From the listing below, extract every line containing "Dövlət".

> [Recorded data]
-=-=-

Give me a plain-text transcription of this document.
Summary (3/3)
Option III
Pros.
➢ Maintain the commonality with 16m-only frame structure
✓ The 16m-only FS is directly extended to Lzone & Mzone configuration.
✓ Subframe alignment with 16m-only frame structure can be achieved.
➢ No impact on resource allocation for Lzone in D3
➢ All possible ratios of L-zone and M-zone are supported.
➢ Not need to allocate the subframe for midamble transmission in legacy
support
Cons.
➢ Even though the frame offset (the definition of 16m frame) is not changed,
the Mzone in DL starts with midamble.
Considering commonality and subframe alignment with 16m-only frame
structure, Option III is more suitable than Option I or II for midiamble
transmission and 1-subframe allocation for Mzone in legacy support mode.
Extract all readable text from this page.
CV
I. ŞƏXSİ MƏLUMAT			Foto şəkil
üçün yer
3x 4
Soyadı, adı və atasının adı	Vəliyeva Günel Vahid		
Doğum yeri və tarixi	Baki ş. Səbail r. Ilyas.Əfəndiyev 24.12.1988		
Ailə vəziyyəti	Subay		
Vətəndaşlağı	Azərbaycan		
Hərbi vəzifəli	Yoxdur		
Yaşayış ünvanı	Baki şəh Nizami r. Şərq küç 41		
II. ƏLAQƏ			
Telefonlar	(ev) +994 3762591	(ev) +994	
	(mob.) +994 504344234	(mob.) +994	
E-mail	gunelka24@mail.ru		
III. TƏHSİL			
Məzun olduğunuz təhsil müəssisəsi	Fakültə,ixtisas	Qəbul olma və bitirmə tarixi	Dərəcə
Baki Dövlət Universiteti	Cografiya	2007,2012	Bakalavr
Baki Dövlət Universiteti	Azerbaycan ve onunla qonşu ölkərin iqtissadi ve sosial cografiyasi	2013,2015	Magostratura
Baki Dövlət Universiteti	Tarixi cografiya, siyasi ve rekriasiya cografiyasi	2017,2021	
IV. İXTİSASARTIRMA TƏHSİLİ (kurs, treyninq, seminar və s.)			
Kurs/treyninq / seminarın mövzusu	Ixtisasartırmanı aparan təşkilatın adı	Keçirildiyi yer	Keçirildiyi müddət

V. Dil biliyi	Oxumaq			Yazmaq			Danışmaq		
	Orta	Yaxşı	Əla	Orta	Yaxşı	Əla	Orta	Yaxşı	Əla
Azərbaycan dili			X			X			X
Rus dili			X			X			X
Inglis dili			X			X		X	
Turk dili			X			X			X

-=-=-

> [Reply to the task]
Baki Dövlət Universiteti	Cografiya	2007,2012	Bakalavr
Baki Dövlət Universiteti	Azerbaycan ve onunla qonşu ölkərin iqtissadi ve sosial cografiyasi	2013,2015	Magostratura
Baki Dövlət Universiteti	Tarixi cografiya, siyasi ve rekriasiya cografiyasi	2017,2021	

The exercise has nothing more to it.